* [DATA RECORDS]:
*** Block opens ***
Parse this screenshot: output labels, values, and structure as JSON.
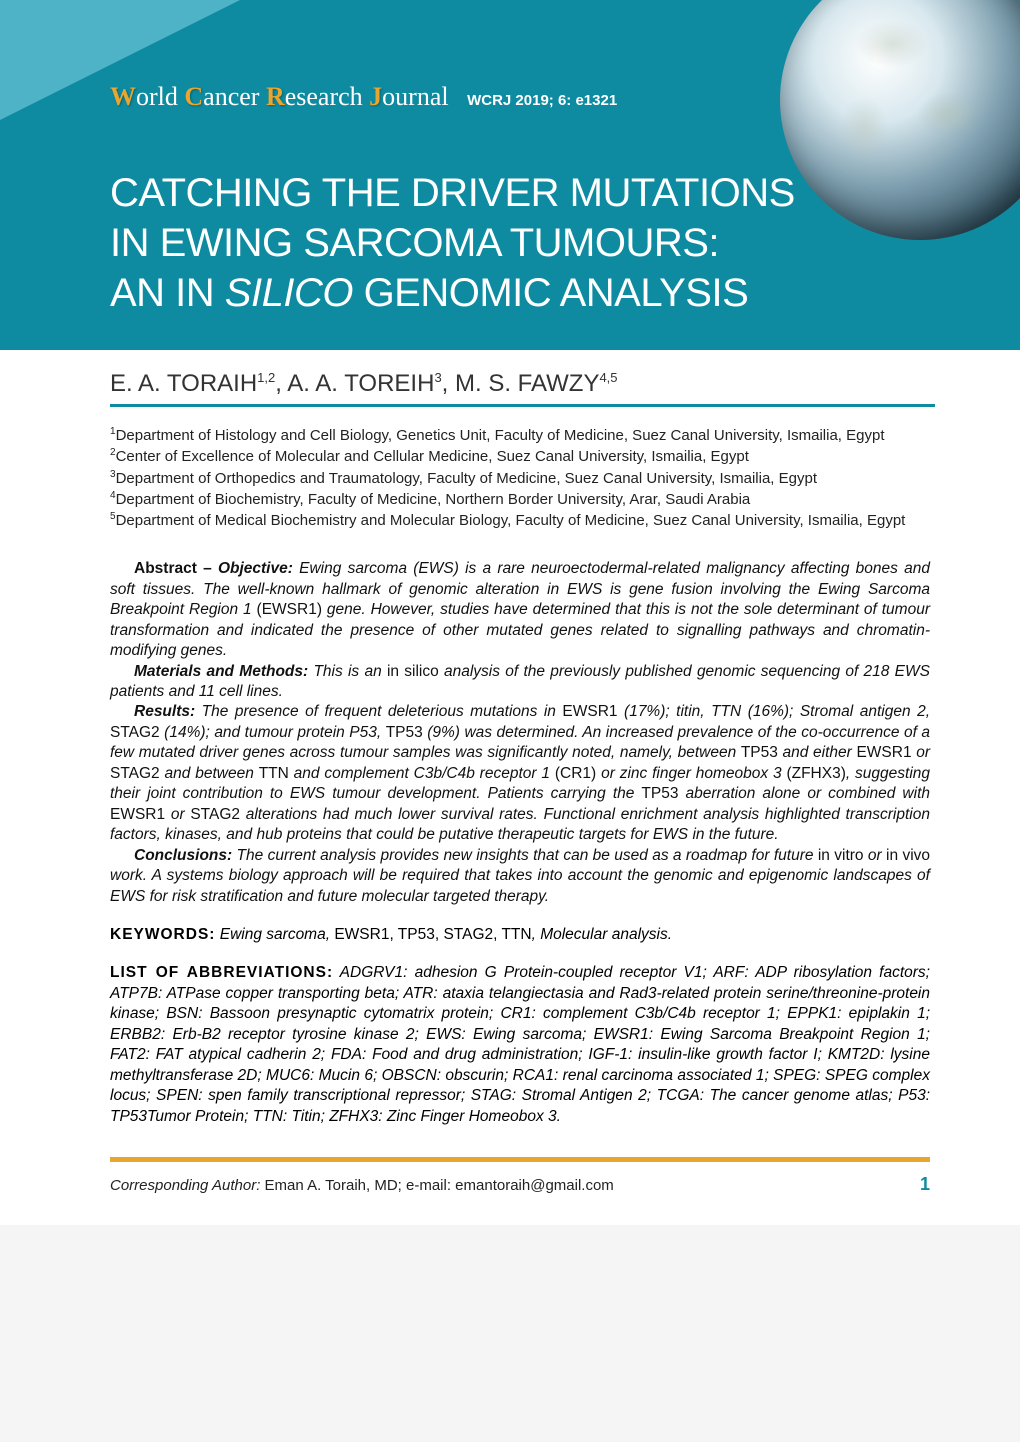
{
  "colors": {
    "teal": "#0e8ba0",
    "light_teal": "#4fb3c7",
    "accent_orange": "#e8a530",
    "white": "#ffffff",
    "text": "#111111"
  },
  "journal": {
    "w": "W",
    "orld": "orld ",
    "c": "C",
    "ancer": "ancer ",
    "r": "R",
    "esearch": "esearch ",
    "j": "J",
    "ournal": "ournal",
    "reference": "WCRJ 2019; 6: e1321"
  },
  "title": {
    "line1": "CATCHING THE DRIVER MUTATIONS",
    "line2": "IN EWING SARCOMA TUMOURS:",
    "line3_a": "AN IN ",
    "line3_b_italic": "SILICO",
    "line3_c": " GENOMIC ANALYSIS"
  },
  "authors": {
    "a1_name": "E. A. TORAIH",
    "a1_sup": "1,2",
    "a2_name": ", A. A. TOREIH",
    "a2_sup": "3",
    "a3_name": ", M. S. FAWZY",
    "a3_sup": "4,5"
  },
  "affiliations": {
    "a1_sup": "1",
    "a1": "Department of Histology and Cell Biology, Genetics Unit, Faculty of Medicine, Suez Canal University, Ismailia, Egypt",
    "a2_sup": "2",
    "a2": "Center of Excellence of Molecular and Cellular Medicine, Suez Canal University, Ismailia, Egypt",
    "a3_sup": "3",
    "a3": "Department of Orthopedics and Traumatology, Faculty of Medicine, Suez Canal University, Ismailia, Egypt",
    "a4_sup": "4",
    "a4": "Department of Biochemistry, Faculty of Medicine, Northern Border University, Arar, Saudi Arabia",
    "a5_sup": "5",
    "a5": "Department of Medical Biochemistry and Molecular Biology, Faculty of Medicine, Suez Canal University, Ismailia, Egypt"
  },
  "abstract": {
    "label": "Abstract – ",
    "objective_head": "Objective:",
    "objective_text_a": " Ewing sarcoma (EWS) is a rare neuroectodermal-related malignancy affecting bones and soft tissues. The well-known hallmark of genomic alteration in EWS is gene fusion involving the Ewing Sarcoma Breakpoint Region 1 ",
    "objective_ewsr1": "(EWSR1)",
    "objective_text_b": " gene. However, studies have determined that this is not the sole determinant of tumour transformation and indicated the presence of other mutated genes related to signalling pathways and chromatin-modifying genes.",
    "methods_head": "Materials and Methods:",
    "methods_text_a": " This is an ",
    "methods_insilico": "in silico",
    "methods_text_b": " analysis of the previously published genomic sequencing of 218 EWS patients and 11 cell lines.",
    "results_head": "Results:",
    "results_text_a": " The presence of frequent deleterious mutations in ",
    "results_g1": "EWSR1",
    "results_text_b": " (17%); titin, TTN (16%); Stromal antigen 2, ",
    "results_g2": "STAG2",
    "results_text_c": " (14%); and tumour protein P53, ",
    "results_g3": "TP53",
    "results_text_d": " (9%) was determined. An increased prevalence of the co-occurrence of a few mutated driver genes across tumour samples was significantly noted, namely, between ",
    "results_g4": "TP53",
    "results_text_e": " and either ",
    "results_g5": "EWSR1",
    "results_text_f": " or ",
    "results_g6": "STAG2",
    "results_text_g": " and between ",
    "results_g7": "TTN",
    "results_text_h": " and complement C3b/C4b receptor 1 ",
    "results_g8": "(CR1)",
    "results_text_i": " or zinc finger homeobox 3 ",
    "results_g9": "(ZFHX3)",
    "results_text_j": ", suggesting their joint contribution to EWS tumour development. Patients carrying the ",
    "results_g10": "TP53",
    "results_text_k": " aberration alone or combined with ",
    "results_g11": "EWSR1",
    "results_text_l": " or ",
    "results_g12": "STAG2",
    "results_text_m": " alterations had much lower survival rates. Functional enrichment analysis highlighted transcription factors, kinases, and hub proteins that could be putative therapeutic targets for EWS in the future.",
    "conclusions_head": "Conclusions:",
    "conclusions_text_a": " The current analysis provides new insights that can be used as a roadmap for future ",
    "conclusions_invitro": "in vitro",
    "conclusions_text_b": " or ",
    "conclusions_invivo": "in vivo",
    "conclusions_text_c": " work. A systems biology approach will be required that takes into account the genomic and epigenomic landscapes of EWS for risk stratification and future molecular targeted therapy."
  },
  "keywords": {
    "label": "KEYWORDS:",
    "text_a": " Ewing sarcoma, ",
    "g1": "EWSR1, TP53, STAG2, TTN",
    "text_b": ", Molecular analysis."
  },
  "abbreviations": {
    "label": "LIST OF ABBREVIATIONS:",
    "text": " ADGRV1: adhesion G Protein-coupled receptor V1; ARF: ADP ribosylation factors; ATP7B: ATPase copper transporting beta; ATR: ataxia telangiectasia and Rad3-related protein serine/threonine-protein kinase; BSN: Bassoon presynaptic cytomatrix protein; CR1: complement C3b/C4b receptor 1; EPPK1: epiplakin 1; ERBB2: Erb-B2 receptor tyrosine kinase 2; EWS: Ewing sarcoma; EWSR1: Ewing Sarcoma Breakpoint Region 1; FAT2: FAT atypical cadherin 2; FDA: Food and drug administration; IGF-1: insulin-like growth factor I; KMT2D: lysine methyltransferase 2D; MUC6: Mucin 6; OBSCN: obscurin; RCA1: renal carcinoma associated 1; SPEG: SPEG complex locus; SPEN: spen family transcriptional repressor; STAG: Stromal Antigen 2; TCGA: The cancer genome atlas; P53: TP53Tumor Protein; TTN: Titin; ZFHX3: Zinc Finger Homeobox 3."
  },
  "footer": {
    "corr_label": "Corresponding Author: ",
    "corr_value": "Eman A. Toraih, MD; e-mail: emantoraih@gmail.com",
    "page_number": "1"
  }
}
*** Block closes ***
*** Block opens ***
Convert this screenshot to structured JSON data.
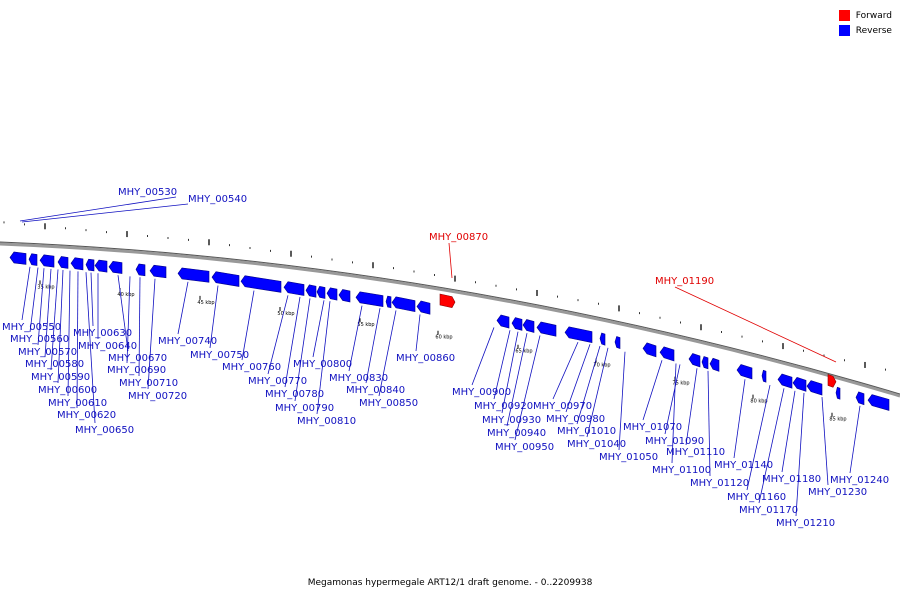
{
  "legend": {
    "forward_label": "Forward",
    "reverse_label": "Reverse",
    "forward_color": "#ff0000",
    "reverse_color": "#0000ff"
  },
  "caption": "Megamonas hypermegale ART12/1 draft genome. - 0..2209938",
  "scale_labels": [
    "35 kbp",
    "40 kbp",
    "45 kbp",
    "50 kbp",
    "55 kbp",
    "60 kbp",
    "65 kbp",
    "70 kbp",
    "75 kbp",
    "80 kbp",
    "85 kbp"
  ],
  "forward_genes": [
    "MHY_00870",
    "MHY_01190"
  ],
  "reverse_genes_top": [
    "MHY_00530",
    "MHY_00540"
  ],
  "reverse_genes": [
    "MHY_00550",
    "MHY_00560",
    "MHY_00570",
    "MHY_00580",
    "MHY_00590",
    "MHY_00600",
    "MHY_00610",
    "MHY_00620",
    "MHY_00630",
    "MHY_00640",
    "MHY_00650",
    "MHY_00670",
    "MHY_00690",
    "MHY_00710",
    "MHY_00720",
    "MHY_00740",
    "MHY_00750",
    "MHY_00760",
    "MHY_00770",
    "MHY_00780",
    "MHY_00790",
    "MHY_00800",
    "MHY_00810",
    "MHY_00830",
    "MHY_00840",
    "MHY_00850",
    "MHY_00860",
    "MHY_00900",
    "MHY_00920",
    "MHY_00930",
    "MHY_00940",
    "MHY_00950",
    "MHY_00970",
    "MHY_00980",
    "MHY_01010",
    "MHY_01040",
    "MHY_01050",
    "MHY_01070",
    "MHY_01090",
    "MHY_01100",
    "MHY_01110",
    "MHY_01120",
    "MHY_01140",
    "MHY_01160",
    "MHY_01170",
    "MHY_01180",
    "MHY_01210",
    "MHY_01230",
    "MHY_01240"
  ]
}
*** Block closes ***
* [PROBLEM STATEMENT]:
Return the lines above that include the string "JSON".

* [EXERCISE RESULT]:
Parse this screenshot: output labels, values, and structure as JSON.
Convert this screenshot to structured JSON data.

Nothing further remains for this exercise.